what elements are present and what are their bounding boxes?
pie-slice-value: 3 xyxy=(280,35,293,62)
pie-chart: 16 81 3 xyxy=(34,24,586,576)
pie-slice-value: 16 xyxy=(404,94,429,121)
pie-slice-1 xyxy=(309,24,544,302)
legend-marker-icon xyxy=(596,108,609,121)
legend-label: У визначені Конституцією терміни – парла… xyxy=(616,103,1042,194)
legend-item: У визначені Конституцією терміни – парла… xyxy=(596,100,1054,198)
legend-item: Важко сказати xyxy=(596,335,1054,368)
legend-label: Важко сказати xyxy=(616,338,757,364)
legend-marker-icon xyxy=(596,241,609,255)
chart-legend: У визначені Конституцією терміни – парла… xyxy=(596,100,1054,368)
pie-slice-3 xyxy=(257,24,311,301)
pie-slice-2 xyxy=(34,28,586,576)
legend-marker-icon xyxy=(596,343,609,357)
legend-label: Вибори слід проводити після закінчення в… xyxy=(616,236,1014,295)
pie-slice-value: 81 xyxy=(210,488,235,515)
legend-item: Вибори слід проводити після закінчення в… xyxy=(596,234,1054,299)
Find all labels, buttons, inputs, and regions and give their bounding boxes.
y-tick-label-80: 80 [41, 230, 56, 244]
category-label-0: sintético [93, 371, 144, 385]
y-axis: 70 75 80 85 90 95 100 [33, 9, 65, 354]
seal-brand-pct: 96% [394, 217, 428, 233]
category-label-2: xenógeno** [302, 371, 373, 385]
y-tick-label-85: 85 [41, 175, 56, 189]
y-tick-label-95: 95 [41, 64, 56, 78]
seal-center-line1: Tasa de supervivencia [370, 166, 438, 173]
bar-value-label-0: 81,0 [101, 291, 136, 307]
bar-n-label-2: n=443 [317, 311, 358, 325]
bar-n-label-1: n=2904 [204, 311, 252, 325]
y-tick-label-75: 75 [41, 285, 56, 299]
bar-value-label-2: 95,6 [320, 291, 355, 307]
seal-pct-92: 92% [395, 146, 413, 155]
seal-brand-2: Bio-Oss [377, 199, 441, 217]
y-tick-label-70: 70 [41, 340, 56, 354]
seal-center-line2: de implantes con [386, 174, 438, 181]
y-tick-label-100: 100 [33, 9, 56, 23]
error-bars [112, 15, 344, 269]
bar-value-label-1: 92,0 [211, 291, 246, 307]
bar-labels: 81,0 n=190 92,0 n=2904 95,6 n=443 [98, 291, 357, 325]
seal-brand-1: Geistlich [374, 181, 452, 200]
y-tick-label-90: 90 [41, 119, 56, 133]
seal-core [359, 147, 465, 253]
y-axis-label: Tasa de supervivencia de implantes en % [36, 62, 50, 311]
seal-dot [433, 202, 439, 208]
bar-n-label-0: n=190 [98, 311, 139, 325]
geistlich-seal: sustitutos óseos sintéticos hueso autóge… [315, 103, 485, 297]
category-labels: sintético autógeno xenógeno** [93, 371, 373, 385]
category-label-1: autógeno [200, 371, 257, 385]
====
REQUEST.
Copy every one of the rows above line for line, with nothing changed.

ANSWER TO THE TASK.
what elements are present and what are their bounding boxes?
pie-slice-value: 3 xyxy=(280,35,293,62)
pie-chart: 16 81 3 xyxy=(34,24,586,576)
pie-slice-value: 16 xyxy=(404,94,429,121)
pie-slice-1 xyxy=(309,24,544,302)
legend-marker-icon xyxy=(596,108,609,121)
legend-label: У визначені Конституцією терміни – парла… xyxy=(616,103,1042,194)
legend-item: У визначені Конституцією терміни – парла… xyxy=(596,100,1054,198)
legend-item: Важко сказати xyxy=(596,335,1054,368)
legend-label: Важко сказати xyxy=(616,338,757,364)
legend-marker-icon xyxy=(596,241,609,255)
chart-legend: У визначені Конституцією терміни – парла… xyxy=(596,100,1054,368)
pie-slice-3 xyxy=(257,24,311,301)
pie-slice-2 xyxy=(34,28,586,576)
legend-marker-icon xyxy=(596,343,609,357)
legend-label: Вибори слід проводити після закінчення в… xyxy=(616,236,1014,295)
pie-slice-value: 81 xyxy=(210,488,235,515)
legend-item: Вибори слід проводити після закінчення в… xyxy=(596,234,1054,299)
Find all labels, buttons, inputs, and regions and give their bounding boxes.
y-tick-label-80: 80 [41, 230, 56, 244]
category-label-0: sintético [93, 371, 144, 385]
y-axis: 70 75 80 85 90 95 100 [33, 9, 65, 354]
seal-brand-pct: 96% [394, 217, 428, 233]
category-label-2: xenógeno** [302, 371, 373, 385]
y-tick-label-85: 85 [41, 175, 56, 189]
y-tick-label-95: 95 [41, 64, 56, 78]
seal-center-line1: Tasa de supervivencia [370, 166, 438, 173]
bar-value-label-0: 81,0 [101, 291, 136, 307]
bar-n-label-2: n=443 [317, 311, 358, 325]
bar-n-label-1: n=2904 [204, 311, 252, 325]
y-tick-label-75: 75 [41, 285, 56, 299]
bar-value-label-2: 95,6 [320, 291, 355, 307]
seal-pct-92: 92% [395, 146, 413, 155]
seal-brand-2: Bio-Oss [377, 199, 441, 217]
y-tick-label-70: 70 [41, 340, 56, 354]
seal-center-line2: de implantes con [386, 174, 438, 181]
y-tick-label-100: 100 [33, 9, 56, 23]
error-bars [112, 15, 344, 269]
bar-value-label-1: 92,0 [211, 291, 246, 307]
bar-labels: 81,0 n=190 92,0 n=2904 95,6 n=443 [98, 291, 357, 325]
seal-brand-1: Geistlich [374, 181, 452, 200]
y-tick-label-90: 90 [41, 119, 56, 133]
seal-core [359, 147, 465, 253]
y-axis-label: Tasa de supervivencia de implantes en % [36, 62, 50, 311]
seal-dot [433, 202, 439, 208]
bar-n-label-0: n=190 [98, 311, 139, 325]
geistlich-seal: sustitutos óseos sintéticos hueso autóge… [315, 103, 485, 297]
category-labels: sintético autógeno xenógeno** [93, 371, 373, 385]
category-label-1: autógeno [200, 371, 257, 385]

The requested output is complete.